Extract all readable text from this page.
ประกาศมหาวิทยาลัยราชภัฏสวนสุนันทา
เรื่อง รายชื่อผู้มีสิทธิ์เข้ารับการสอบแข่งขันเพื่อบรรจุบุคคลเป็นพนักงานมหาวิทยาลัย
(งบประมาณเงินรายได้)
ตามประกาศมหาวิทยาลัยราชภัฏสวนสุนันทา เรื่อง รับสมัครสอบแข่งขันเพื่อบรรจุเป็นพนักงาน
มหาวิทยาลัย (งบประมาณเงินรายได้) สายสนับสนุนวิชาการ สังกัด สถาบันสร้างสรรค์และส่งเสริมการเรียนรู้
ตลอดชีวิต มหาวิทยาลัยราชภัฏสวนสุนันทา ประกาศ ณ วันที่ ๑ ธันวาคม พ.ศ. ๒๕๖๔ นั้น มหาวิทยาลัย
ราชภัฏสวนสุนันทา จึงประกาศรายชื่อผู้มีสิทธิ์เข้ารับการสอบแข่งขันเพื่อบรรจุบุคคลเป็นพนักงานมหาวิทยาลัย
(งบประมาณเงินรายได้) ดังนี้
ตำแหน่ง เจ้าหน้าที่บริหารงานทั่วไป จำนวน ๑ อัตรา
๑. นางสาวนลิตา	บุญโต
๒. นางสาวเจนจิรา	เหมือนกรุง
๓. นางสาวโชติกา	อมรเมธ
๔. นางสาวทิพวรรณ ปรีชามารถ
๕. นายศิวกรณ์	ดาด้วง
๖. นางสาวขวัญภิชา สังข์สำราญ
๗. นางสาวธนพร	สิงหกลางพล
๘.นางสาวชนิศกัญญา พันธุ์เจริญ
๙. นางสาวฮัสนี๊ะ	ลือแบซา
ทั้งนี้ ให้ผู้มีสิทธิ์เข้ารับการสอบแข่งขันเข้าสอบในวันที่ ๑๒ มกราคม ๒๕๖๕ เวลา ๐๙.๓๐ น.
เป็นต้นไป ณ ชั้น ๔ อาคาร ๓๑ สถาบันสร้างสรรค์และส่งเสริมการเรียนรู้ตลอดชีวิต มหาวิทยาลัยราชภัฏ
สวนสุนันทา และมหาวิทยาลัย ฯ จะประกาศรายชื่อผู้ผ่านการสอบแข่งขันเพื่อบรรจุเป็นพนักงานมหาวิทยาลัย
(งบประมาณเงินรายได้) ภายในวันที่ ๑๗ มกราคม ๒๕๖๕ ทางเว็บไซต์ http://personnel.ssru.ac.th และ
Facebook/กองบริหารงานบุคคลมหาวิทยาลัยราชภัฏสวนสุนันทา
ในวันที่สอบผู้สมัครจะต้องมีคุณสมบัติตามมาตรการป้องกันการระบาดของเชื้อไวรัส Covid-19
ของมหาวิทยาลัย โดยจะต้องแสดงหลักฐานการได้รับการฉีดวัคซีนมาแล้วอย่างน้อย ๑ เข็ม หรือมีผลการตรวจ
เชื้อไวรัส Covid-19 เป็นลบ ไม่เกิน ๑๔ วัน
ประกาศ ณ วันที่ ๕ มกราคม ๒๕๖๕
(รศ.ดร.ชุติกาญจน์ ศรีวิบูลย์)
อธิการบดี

::::

• _Directive_
Your task is to repeat the data exactly; please include every line.

• _The result_
Extract all readable text from this page.
ประกาศมหาวิทยาลัยราชภัฏสวนสุนันทา
เรื่อง รายชื่อผู้มีสิทธิ์เข้ารับการสอบแข่งขันเพื่อบรรจุบุคคลเป็นพนักงานมหาวิทยาลัย
(งบประมาณเงินรายได้)
ตามประกาศมหาวิทยาลัยราชภัฏสวนสุนันทา เรื่อง รับสมัครสอบแข่งขันเพื่อบรรจุเป็นพนักงาน
มหาวิทยาลัย (งบประมาณเงินรายได้) สายสนับสนุนวิชาการ สังกัด สถาบันสร้างสรรค์และส่งเสริมการเรียนรู้
ตลอดชีวิต มหาวิทยาลัยราชภัฏสวนสุนันทา ประกาศ ณ วันที่ ๑ ธันวาคม พ.ศ. ๒๕๖๔ นั้น มหาวิทยาลัย
ราชภัฏสวนสุนันทา จึงประกาศรายชื่อผู้มีสิทธิ์เข้ารับการสอบแข่งขันเพื่อบรรจุบุคคลเป็นพนักงานมหาวิทยาลัย
(งบประมาณเงินรายได้) ดังนี้
ตำแหน่ง เจ้าหน้าที่บริหารงานทั่วไป จำนวน ๑ อัตรา
๑. นางสาวนลิตา	บุญโต
๒. นางสาวเจนจิรา	เหมือนกรุง
๓. นางสาวโชติกา	อมรเมธ
๔. นางสาวทิพวรรณ ปรีชามารถ
๕. นายศิวกรณ์	ดาด้วง
๖. นางสาวขวัญภิชา สังข์สำราญ
๗. นางสาวธนพร	สิงหกลางพล
๘.นางสาวชนิศกัญญา พันธุ์เจริญ
๙. นางสาวฮัสนี๊ะ	ลือแบซา
ทั้งนี้ ให้ผู้มีสิทธิ์เข้ารับการสอบแข่งขันเข้าสอบในวันที่ ๑๒ มกราคม ๒๕๖๕ เวลา ๐๙.๓๐ น.
เป็นต้นไป ณ ชั้น ๔ อาคาร ๓๑ สถาบันสร้างสรรค์และส่งเสริมการเรียนรู้ตลอดชีวิต มหาวิทยาลัยราชภัฏ
สวนสุนันทา และมหาวิทยาลัย ฯ จะประกาศรายชื่อผู้ผ่านการสอบแข่งขันเพื่อบรรจุเป็นพนักงานมหาวิทยาลัย
(งบประมาณเงินรายได้) ภายในวันที่ ๑๗ มกราคม ๒๕๖๕ ทางเว็บไซต์ http://personnel.ssru.ac.th และ
Facebook/กองบริหารงานบุคคลมหาวิทยาลัยราชภัฏสวนสุนันทา
ในวันที่สอบผู้สมัครจะต้องมีคุณสมบัติตามมาตรการป้องกันการระบาดของเชื้อไวรัส Covid-19
ของมหาวิทยาลัย โดยจะต้องแสดงหลักฐานการได้รับการฉีดวัคซีนมาแล้วอย่างน้อย ๑ เข็ม หรือมีผลการตรวจ
เชื้อไวรัส Covid-19 เป็นลบ ไม่เกิน ๑๔ วัน
ประกาศ ณ วันที่ ๕ มกราคม ๒๕๖๕
(รศ.ดร.ชุติกาญจน์ ศรีวิบูลย์)
อธิการบดี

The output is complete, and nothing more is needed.